| DATASET RECORDS |
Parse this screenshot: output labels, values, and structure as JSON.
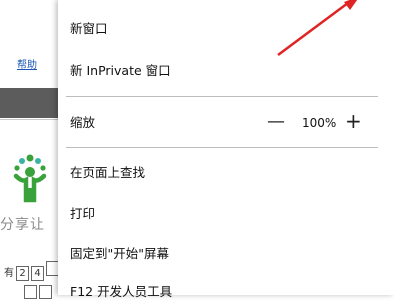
{
  "background": {
    "help_link": "帮助",
    "share_text": "分享让",
    "row_label": "有",
    "row_cells": [
      "2",
      "4",
      ""
    ]
  },
  "menu": {
    "new_window": "新窗口",
    "new_inprivate": "新 InPrivate 窗口",
    "zoom_label": "缩放",
    "zoom_out_symbol": "—",
    "zoom_value": "100%",
    "zoom_in_symbol": "+",
    "find_on_page": "在页面上查找",
    "print": "打印",
    "pin_to_start": "固定到\"开始\"屏幕",
    "dev_tools": "F12 开发人员工具"
  },
  "colors": {
    "arrow": "#e02424",
    "link": "#1a56b8",
    "logo_green": "#3aa23a",
    "logo_teal": "#3bb3a4"
  }
}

| WHAT TO WORK ON |
Write out the listing word for word, omitting the pictures it holds.

| RESPONSE TO THE TASK |
Parse this screenshot: output labels, values, and structure as JSON.
{
  "background": {
    "help_link": "帮助",
    "share_text": "分享让",
    "row_label": "有",
    "row_cells": [
      "2",
      "4",
      ""
    ]
  },
  "menu": {
    "new_window": "新窗口",
    "new_inprivate": "新 InPrivate 窗口",
    "zoom_label": "缩放",
    "zoom_out_symbol": "—",
    "zoom_value": "100%",
    "zoom_in_symbol": "+",
    "find_on_page": "在页面上查找",
    "print": "打印",
    "pin_to_start": "固定到\"开始\"屏幕",
    "dev_tools": "F12 开发人员工具"
  },
  "colors": {
    "arrow": "#e02424",
    "link": "#1a56b8",
    "logo_green": "#3aa23a",
    "logo_teal": "#3bb3a4"
  }
}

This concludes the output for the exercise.